### Exercise requirements
Format the rows as a numbered list with blank lines omitted, starting at the first row and ending at the row that contains "x-tick-label: 100 (145, 326, 165, 340)", both included.

### Records shown
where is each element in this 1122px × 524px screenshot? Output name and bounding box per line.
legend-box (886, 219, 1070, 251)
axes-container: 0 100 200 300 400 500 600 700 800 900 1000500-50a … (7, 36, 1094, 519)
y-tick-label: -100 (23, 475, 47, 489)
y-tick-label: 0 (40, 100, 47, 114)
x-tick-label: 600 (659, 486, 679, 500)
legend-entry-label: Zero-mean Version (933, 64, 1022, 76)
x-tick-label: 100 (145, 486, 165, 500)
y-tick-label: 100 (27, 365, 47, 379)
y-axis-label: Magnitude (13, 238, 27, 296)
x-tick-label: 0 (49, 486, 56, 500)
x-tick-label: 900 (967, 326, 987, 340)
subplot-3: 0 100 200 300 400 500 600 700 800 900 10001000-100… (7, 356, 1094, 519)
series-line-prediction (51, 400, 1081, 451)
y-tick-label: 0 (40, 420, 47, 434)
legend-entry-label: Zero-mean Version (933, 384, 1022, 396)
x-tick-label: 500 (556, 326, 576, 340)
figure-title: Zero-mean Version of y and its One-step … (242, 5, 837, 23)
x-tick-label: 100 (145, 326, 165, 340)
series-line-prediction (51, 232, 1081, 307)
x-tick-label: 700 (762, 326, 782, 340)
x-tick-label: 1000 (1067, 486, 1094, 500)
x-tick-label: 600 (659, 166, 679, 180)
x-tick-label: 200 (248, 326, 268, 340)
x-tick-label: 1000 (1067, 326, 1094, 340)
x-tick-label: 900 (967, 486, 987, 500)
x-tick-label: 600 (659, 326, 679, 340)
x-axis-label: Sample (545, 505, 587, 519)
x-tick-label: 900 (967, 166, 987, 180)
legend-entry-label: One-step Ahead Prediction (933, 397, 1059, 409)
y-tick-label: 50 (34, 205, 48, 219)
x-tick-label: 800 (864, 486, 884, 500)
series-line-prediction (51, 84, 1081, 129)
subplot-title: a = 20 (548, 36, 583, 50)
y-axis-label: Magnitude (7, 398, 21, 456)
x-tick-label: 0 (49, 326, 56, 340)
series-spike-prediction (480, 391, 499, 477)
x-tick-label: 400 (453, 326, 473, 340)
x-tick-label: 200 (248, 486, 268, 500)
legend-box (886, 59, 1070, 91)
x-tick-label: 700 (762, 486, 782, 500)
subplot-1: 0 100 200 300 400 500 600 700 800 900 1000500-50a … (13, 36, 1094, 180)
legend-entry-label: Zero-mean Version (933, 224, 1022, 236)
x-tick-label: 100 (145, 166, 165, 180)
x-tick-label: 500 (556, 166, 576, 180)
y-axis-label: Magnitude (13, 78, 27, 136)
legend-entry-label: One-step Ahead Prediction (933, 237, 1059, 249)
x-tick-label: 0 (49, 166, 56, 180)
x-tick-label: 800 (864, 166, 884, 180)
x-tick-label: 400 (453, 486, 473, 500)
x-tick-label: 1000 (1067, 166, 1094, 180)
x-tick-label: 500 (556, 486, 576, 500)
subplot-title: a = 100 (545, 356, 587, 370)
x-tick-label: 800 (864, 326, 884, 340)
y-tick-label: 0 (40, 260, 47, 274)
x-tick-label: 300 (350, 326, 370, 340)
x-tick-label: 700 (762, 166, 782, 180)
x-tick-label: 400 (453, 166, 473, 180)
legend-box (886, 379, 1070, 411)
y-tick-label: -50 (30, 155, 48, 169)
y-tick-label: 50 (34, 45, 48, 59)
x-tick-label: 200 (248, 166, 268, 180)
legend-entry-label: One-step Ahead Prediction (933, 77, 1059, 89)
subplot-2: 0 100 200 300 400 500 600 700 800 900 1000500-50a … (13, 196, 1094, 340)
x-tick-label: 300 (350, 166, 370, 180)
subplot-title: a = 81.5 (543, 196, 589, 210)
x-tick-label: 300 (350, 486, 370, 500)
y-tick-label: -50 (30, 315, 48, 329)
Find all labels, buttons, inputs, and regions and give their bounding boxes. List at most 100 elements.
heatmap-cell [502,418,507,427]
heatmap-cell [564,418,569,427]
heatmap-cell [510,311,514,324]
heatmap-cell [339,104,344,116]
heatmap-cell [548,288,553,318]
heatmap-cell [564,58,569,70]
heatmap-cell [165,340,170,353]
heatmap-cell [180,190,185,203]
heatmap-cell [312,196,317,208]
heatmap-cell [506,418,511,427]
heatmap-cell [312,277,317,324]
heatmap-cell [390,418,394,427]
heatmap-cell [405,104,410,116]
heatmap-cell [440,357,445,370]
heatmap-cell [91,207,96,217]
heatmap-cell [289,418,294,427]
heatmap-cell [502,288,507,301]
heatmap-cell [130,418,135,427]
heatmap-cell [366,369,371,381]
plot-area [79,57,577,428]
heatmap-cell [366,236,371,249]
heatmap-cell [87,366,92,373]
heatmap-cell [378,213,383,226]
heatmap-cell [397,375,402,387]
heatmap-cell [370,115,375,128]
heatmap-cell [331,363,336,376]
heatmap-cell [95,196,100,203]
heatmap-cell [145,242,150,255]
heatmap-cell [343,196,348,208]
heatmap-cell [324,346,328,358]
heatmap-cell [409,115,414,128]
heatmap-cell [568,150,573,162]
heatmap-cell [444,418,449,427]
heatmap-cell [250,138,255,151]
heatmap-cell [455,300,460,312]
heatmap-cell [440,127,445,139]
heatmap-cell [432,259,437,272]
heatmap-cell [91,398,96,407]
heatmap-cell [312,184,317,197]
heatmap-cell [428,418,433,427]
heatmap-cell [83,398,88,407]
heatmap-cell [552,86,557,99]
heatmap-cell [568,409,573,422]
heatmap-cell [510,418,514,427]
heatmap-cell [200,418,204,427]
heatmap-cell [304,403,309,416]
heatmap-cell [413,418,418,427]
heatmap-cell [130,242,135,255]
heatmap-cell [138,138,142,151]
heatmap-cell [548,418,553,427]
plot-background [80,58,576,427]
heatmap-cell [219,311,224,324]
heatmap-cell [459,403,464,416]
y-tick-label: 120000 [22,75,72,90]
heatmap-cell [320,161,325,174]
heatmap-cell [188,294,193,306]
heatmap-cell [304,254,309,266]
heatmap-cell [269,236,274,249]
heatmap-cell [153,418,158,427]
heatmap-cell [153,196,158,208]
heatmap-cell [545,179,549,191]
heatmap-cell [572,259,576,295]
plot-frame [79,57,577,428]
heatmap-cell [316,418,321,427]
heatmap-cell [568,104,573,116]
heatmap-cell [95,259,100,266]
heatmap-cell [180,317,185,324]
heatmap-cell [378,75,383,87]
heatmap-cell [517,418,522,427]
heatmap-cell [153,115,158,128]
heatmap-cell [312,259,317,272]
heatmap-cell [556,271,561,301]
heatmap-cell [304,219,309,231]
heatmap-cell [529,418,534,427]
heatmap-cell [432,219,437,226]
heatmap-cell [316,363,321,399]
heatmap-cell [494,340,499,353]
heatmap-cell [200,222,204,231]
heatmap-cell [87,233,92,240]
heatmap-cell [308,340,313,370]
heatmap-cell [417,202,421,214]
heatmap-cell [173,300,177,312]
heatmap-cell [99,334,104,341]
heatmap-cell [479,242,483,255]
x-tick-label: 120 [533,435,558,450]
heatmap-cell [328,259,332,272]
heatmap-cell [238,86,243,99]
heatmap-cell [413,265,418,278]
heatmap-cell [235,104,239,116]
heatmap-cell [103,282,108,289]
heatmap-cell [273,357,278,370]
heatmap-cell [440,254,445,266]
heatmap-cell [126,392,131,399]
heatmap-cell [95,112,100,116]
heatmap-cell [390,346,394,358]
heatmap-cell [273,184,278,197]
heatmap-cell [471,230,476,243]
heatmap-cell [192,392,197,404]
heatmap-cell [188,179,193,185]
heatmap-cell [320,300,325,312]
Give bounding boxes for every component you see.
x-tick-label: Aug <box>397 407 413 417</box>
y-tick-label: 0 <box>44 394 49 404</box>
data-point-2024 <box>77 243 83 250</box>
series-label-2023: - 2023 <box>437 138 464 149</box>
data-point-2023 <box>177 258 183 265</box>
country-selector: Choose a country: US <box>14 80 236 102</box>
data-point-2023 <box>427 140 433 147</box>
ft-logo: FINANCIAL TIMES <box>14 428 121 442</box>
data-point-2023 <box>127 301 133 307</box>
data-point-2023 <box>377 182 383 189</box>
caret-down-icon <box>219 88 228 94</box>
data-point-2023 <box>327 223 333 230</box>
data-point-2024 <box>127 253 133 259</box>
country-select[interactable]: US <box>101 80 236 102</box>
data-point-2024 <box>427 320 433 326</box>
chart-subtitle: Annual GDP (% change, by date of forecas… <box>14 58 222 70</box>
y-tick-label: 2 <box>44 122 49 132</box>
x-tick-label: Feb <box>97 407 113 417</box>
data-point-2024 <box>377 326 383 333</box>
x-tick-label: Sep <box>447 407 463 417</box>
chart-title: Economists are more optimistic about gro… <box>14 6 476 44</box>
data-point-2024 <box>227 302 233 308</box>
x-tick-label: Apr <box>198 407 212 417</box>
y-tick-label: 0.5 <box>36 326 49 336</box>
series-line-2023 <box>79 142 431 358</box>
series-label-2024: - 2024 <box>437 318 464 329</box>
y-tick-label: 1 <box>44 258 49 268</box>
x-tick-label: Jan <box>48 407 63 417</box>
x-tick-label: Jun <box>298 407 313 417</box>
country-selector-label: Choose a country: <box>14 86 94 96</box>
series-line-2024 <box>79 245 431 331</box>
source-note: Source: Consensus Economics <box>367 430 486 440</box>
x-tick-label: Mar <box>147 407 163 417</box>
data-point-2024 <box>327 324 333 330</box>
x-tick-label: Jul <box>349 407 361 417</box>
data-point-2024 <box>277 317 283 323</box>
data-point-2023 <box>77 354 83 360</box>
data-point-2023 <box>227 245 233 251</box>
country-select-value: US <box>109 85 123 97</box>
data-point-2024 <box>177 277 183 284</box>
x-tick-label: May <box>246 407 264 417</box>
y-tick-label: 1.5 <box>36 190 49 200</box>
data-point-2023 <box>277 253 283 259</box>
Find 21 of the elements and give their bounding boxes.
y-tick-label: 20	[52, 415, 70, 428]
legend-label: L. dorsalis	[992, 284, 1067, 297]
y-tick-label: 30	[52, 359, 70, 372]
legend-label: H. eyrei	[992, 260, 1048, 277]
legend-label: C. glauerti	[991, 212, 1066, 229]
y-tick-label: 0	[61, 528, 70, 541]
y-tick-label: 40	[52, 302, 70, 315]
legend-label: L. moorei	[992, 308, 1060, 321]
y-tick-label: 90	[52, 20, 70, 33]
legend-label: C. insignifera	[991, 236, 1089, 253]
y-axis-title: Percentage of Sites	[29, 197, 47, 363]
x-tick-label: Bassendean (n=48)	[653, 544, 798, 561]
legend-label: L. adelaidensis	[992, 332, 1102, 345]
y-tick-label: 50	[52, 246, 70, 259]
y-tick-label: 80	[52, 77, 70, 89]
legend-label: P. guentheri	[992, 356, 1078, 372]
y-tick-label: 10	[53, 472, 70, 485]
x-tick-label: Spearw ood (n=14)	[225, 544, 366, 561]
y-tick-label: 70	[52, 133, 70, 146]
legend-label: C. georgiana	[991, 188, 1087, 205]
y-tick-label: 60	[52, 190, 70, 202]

### Solved exercise
1. where is each element in this 1122px × 524px screenshot? Output name and bounding box per line.
2. legend-box (886, 219, 1070, 251)
3. axes-container: 0 100 200 300 400 500 600 700 800 900 1000500-50a … (7, 36, 1094, 519)
4. y-tick-label: -100 (23, 475, 47, 489)
5. y-tick-label: 0 (40, 100, 47, 114)
6. x-tick-label: 600 (659, 486, 679, 500)
7. legend-entry-label: Zero-mean Version (933, 64, 1022, 76)
8. x-tick-label: 100 (145, 486, 165, 500)
9. y-tick-label: 100 (27, 365, 47, 379)
10. y-axis-label: Magnitude (13, 238, 27, 296)
11. x-tick-label: 0 (49, 486, 56, 500)
12. x-tick-label: 900 (967, 326, 987, 340)
13. subplot-3: 0 100 200 300 400 500 600 700 800 900 10001000-100… (7, 356, 1094, 519)
14. series-line-prediction (51, 400, 1081, 451)
15. y-tick-label: 0 (40, 420, 47, 434)
16. legend-entry-label: Zero-mean Version (933, 384, 1022, 396)
17. x-tick-label: 500 (556, 326, 576, 340)
18. figure-title: Zero-mean Version of y and its One-step … (242, 5, 837, 23)
19. x-tick-label: 100 (145, 326, 165, 340)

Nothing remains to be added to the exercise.